[Stored entries]
--- BEGIN ---

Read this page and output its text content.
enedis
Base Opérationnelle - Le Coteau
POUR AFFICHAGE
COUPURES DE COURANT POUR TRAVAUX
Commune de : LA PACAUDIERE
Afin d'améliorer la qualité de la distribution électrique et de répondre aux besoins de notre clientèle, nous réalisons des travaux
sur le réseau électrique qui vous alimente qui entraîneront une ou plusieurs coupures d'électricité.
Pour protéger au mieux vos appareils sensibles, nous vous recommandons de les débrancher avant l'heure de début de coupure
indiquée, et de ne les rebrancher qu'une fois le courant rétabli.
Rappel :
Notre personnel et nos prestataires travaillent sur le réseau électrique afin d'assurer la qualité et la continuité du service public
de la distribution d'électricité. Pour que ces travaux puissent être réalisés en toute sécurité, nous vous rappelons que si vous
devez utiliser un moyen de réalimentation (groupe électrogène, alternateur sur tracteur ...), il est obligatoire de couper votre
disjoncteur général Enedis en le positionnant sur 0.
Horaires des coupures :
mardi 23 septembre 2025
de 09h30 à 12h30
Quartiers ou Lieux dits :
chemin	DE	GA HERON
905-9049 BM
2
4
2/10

--- END ---

SET EXERCISE |
Search the data above for the string "qualité" and copy each line that has it.

SOLUTION FOR THIS PROBLEM |
Afin d'améliorer la qualité de la distribution électrique et de répondre aux besoins de notre clientèle, nous réalisons des travaux
Notre personnel et nos prestataires travaillent sur le réseau électrique afin d'assurer la qualité et la continuité du service public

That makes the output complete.